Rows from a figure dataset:
——
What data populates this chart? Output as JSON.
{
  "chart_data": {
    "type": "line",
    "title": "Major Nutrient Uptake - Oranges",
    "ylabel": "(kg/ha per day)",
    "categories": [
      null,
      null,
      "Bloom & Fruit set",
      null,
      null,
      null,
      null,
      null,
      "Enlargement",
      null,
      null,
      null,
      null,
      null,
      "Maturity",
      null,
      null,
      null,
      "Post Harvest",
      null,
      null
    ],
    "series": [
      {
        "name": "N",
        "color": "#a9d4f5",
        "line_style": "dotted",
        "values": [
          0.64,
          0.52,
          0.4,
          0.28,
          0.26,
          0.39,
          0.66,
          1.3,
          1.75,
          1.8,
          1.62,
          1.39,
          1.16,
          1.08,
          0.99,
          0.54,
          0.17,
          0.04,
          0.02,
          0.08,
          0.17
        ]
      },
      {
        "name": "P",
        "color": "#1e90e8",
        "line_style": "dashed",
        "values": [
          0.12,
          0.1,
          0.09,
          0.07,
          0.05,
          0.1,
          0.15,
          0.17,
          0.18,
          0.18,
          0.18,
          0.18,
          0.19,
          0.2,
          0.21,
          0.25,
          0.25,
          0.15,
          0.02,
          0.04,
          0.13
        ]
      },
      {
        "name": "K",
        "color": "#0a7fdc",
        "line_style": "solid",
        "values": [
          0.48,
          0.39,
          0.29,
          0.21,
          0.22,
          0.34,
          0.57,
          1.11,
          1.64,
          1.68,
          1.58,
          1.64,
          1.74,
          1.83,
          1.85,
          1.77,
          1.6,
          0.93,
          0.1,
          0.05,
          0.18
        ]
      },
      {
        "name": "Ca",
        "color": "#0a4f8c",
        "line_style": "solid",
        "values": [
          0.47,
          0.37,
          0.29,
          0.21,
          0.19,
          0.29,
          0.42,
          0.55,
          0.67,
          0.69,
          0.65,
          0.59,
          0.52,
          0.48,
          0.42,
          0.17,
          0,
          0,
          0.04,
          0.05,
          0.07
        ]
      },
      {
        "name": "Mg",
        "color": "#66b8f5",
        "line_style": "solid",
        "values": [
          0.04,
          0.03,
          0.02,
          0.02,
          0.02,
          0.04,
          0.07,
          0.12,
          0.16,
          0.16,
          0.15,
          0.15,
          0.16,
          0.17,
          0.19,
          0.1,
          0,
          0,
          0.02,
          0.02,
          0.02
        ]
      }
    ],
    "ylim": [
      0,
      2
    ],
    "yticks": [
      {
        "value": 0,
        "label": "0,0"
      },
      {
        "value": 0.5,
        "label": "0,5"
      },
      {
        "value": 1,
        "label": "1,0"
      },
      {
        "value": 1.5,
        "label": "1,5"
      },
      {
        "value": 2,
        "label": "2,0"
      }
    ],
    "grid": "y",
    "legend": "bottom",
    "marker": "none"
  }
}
——
Instructions to follow:
Which lines hold the word "color"? Return all of them from the records above.

The answer:
        "color": "#a9d4f5",
        "color": "#1e90e8",
        "color": "#0a7fdc",
        "color": "#0a4f8c",
        "color": "#66b8f5",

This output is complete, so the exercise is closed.